DO THIS>
Exactly repeat the material, dropping only the pictures.

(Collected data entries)
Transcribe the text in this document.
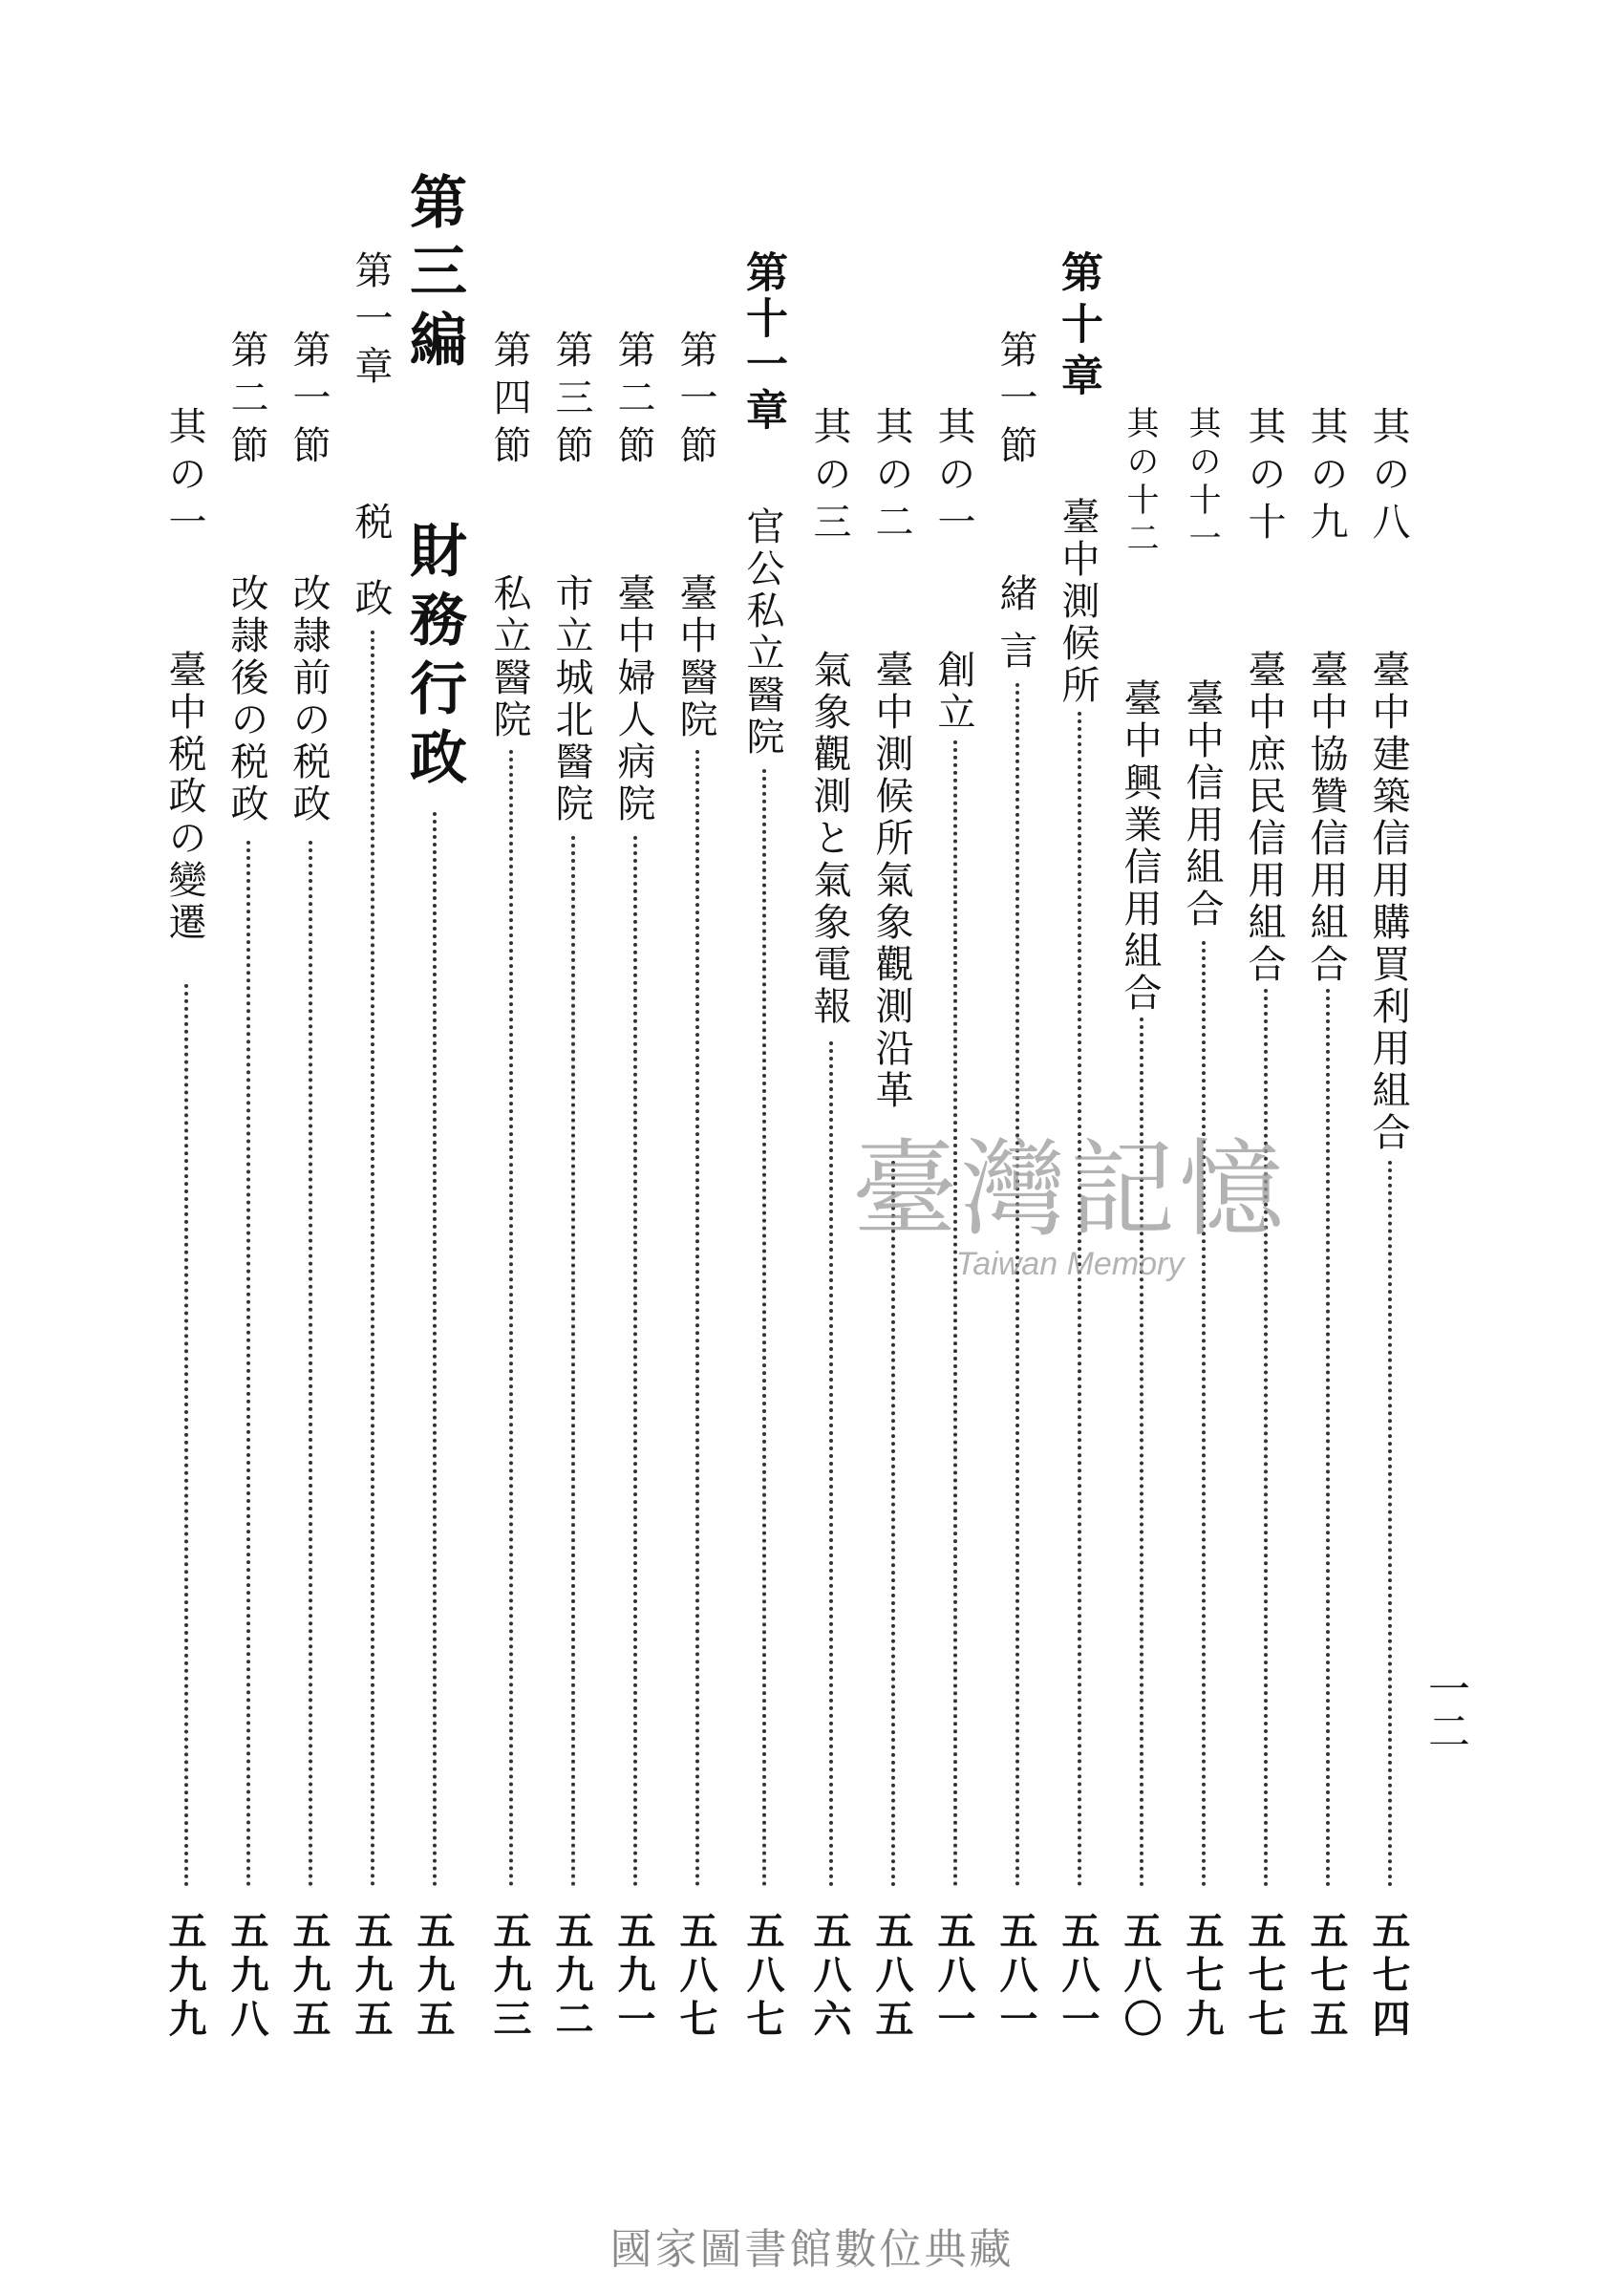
其の八
臺中建築信用購買利用組合
五七四
其の九
臺中協贊信用組合
五七五
其の十
臺中庶民信用組合
五七七
其の十一
臺中信用組合
五七九
其の十二
臺中興業信用組合
五八〇
第十章
臺中測候所
五八一
第一節
緒言
五八一
其の一
創立
五八一
其の二
臺中測候所氣象觀測沿革
五八五
其の三
氣象觀測と氣象電報
五八六
第十一章
官公私立醫院
五八七
第一節
臺中醫院
五八七
第二節
臺中婦人病院
五九一
第三節
市立城北醫院
五九二
第四節
私立醫院
五九三
第三編
財務行政
五九五
第一章
税政
五九五
第一節
改隷前の税政
五九五
第二節
改隷後の税政
五九八
其の一
臺中税政の變遷
五九九
一二
臺灣記憶
Taiwan Memory
國家圖書館數位典藏
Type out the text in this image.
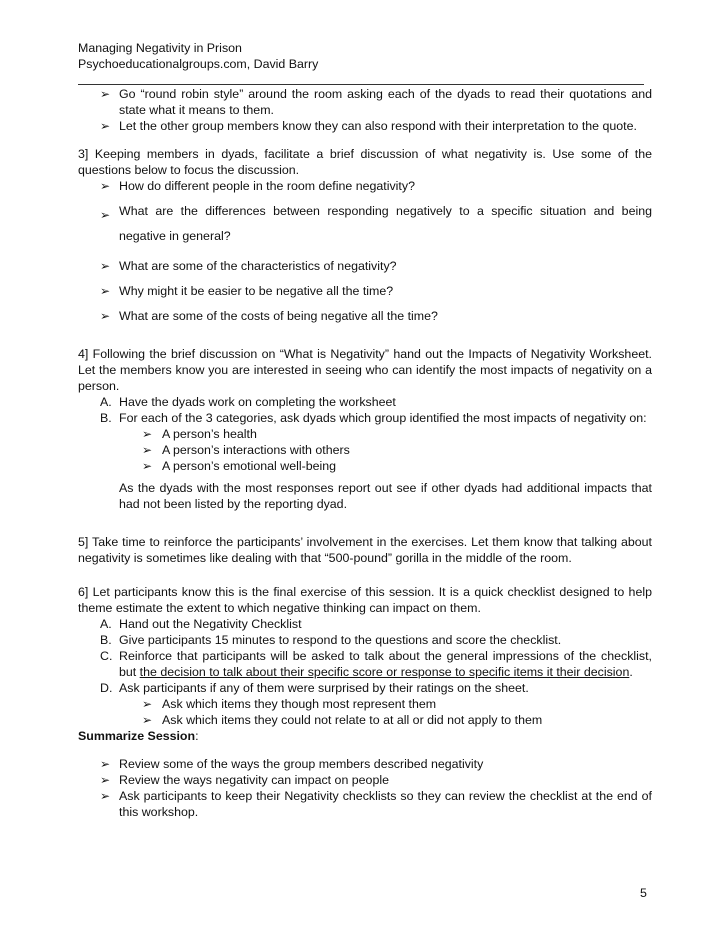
Managing Negativity in Prison
Psychoeducationalgroups.com, David Barry
➢ Go “round robin style” around the room asking each of the dyads to read their quotations and state what it means to them.
➢ Let the other group members know they can also respond with their interpretation to the quote.
3] Keeping members in dyads, facilitate a brief discussion of what negativity is. Use some of the questions below to focus the discussion.
➢ How do different people in the room define negativity?
➢ What are the differences between responding negatively to a specific situation and being negative in general?
➢ What are some of the characteristics of negativity?
➢ Why might it be easier to be negative all the time?
➢ What are some of the costs of being negative all the time?
4] Following the brief discussion on “What is Negativity” hand out the Impacts of Negativity Worksheet. Let the members know you are interested in seeing who can identify the most impacts of negativity on a person.
A. Have the dyads work on completing the worksheet
B. For each of the 3 categories, ask dyads which group identified the most impacts of negativity on:
➢ A person’s health
➢ A person’s interactions with others
➢ A person’s emotional well-being
As the dyads with the most responses report out see if other dyads had additional impacts that had not been listed by the reporting dyad.
5] Take time to reinforce the participants’ involvement in the exercises. Let them know that talking about negativity is sometimes like dealing with that “500-pound” gorilla in the middle of the room.
6] Let participants know this is the final exercise of this session. It is a quick checklist designed to help theme estimate the extent to which negative thinking can impact on them.
A. Hand out the Negativity Checklist
B. Give participants 15 minutes to respond to the questions and score the checklist.
C. Reinforce that participants will be asked to talk about the general impressions of the checklist, but the decision to talk about their specific score or response to specific items it their decision.
D. Ask participants if any of them were surprised by their ratings on the sheet.
➢ Ask which items they though most represent them
➢ Ask which items they could not relate to at all or did not apply to them
Summarize Session:
➢ Review some of the ways the group members described negativity
➢ Review the ways negativity can impact on people
➢ Ask participants to keep their Negativity checklists so they can review the checklist at the end of this workshop.
5
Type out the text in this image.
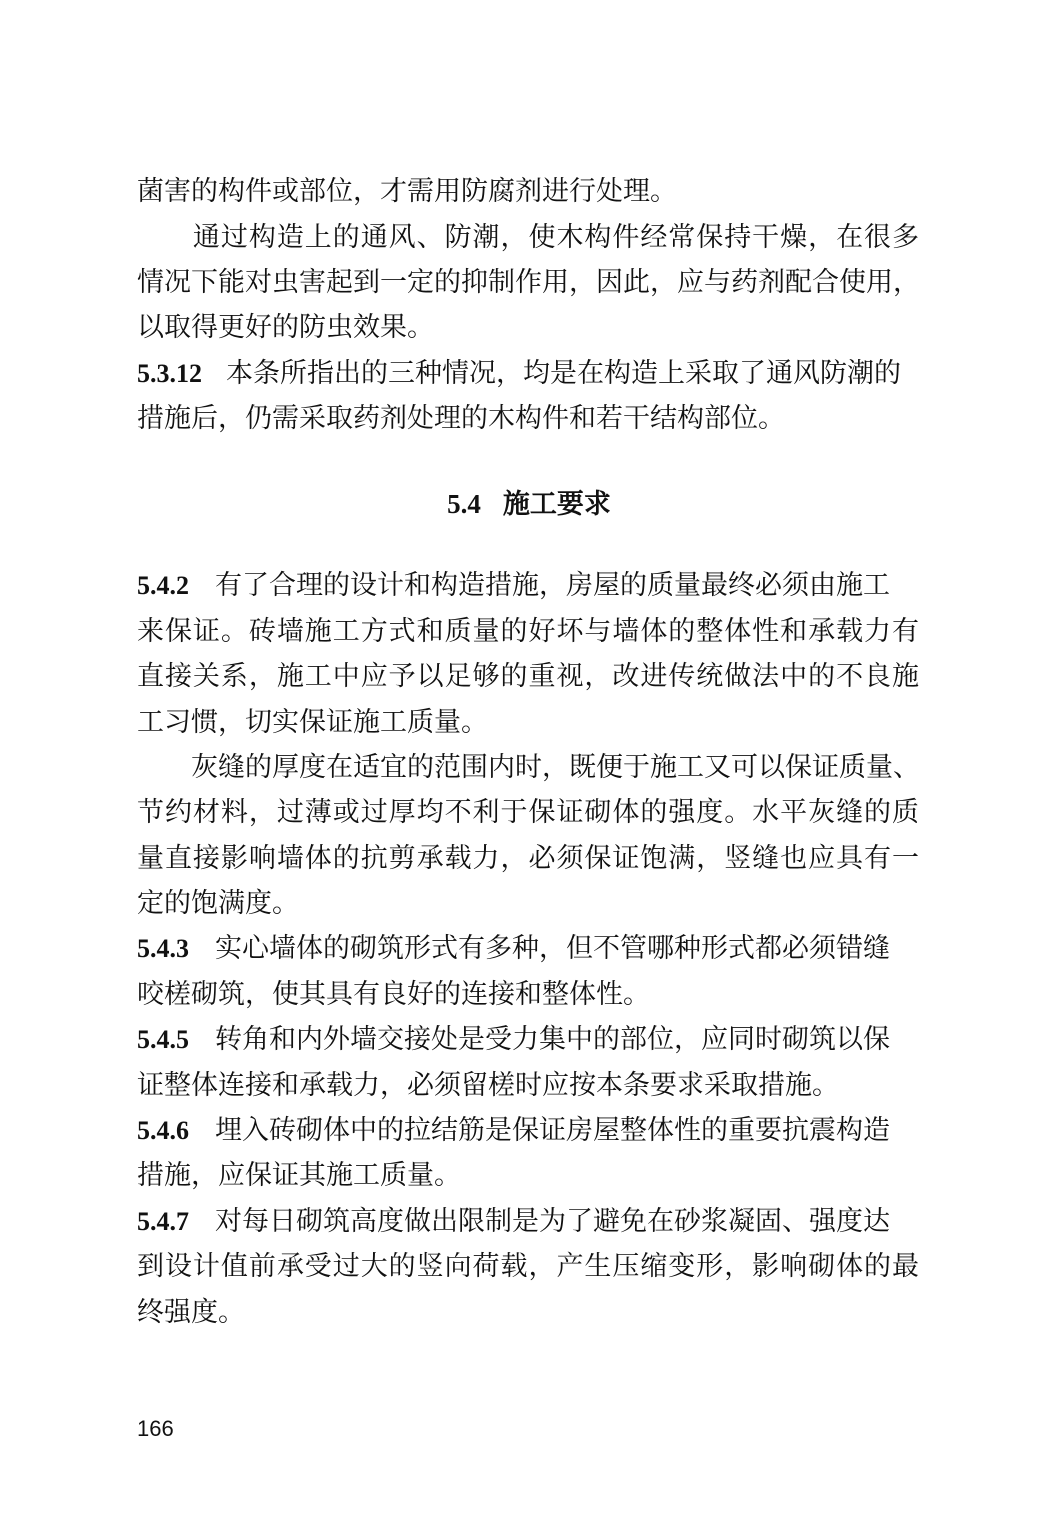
菌害的构件或部位，才需用防腐剂进行处理。
　　通过构造上的通风、防潮，使木构件经常保持干燥，在很多
情况下能对虫害起到一定的抑制作用，因此，应与药剂配合使用，
以取得更好的防虫效果。
5.3.12 本条所指出的三种情况，均是在构造上采取了通风防潮的
措施后，仍需采取药剂处理的木构件和若干结构部位。
5.4 施工要求
5.4.2 有了合理的设计和构造措施，房屋的质量最终必须由施工
来保证。砖墙施工方式和质量的好坏与墙体的整体性和承载力有
直接关系，施工中应予以足够的重视，改进传统做法中的不良施
工习惯，切实保证施工质量。
　　灰缝的厚度在适宜的范围内时，既便于施工又可以保证质量、
节约材料，过薄或过厚均不利于保证砌体的强度。水平灰缝的质
量直接影响墙体的抗剪承载力，必须保证饱满，竖缝也应具有一
定的饱满度。
5.4.3 实心墙体的砌筑形式有多种，但不管哪种形式都必须错缝
咬槎砌筑，使其具有良好的连接和整体性。
5.4.5 转角和内外墙交接处是受力集中的部位，应同时砌筑以保
证整体连接和承载力，必须留槎时应按本条要求采取措施。
5.4.6 埋入砖砌体中的拉结筋是保证房屋整体性的重要抗震构造
措施，应保证其施工质量。
5.4.7 对每日砌筑高度做出限制是为了避免在砂浆凝固、强度达
到设计值前承受过大的竖向荷载，产生压缩变形，影响砌体的最
终强度。
166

COMPLETED EXERCISE>
Transcribe the text in this document.
其の八
臺中建築信用購買利用組合
五七四
其の九
臺中協贊信用組合
五七五
其の十
臺中庶民信用組合
五七七
其の十一
臺中信用組合
五七九
其の十二
臺中興業信用組合
五八〇
第十章
臺中測候所
五八一
第一節
緒言
五八一
其の一
創立
五八一
其の二
臺中測候所氣象觀測沿革
五八五
其の三
氣象觀測と氣象電報
五八六
第十一章
官公私立醫院
五八七
第一節
臺中醫院
五八七
第二節
臺中婦人病院
五九一
第三節
市立城北醫院
五九二
第四節
私立醫院
五九三
第三編
財務行政
五九五
第一章
税政
五九五
第一節
改隷前の税政
五九五
第二節
改隷後の税政
五九八
其の一
臺中税政の變遷
五九九
一二
臺灣記憶
Taiwan Memory
國家圖書館數位典藏
Type out the text in this image.
Managing Negativity in Prison
Psychoeducationalgroups.com, David Barry
➢ Go “round robin style” around the room asking each of the dyads to read their quotations and state what it means to them.
➢ Let the other group members know they can also respond with their interpretation to the quote.
3] Keeping members in dyads, facilitate a brief discussion of what negativity is. Use some of the questions below to focus the discussion.
➢ How do different people in the room define negativity?
➢ What are the differences between responding negatively to a specific situation and being negative in general?
➢ What are some of the characteristics of negativity?
➢ Why might it be easier to be negative all the time?
➢ What are some of the costs of being negative all the time?
4] Following the brief discussion on “What is Negativity” hand out the Impacts of Negativity Worksheet. Let the members know you are interested in seeing who can identify the most impacts of negativity on a person.
A. Have the dyads work on completing the worksheet
B. For each of the 3 categories, ask dyads which group identified the most impacts of negativity on:
➢ A person’s health
➢ A person’s interactions with others
➢ A person’s emotional well-being
As the dyads with the most responses report out see if other dyads had additional impacts that had not been listed by the reporting dyad.
5] Take time to reinforce the participants’ involvement in the exercises. Let them know that talking about negativity is sometimes like dealing with that “500-pound” gorilla in the middle of the room.
6] Let participants know this is the final exercise of this session. It is a quick checklist designed to help theme estimate the extent to which negative thinking can impact on them.
A. Hand out the Negativity Checklist
B. Give participants 15 minutes to respond to the questions and score the checklist.
C. Reinforce that participants will be asked to talk about the general impressions of the checklist, but the decision to talk about their specific score or response to specific items it their decision.
D. Ask participants if any of them were surprised by their ratings on the sheet.
➢ Ask which items they though most represent them
➢ Ask which items they could not relate to at all or did not apply to them
Summarize Session:
➢ Review some of the ways the group members described negativity
➢ Review the ways negativity can impact on people
➢ Ask participants to keep their Negativity checklists so they can review the checklist at the end of this workshop.
5
Type out the text in this image.
菌害的构件或部位，才需用防腐剂进行处理。
　　通过构造上的通风、防潮，使木构件经常保持干燥，在很多
情况下能对虫害起到一定的抑制作用，因此，应与药剂配合使用，
以取得更好的防虫效果。
5.3.12 本条所指出的三种情况，均是在构造上采取了通风防潮的
措施后，仍需采取药剂处理的木构件和若干结构部位。
5.4 施工要求
5.4.2 有了合理的设计和构造措施，房屋的质量最终必须由施工
来保证。砖墙施工方式和质量的好坏与墙体的整体性和承载力有
直接关系，施工中应予以足够的重视，改进传统做法中的不良施
工习惯，切实保证施工质量。
　　灰缝的厚度在适宜的范围内时，既便于施工又可以保证质量、
节约材料，过薄或过厚均不利于保证砌体的强度。水平灰缝的质
量直接影响墙体的抗剪承载力，必须保证饱满，竖缝也应具有一
定的饱满度。
5.4.3 实心墙体的砌筑形式有多种，但不管哪种形式都必须错缝
咬槎砌筑，使其具有良好的连接和整体性。
5.4.5 转角和内外墙交接处是受力集中的部位，应同时砌筑以保
证整体连接和承载力，必须留槎时应按本条要求采取措施。
5.4.6 埋入砖砌体中的拉结筋是保证房屋整体性的重要抗震构造
措施，应保证其施工质量。
5.4.7 对每日砌筑高度做出限制是为了避免在砂浆凝固、强度达
到设计值前承受过大的竖向荷载，产生压缩变形，影响砌体的最
终强度。
166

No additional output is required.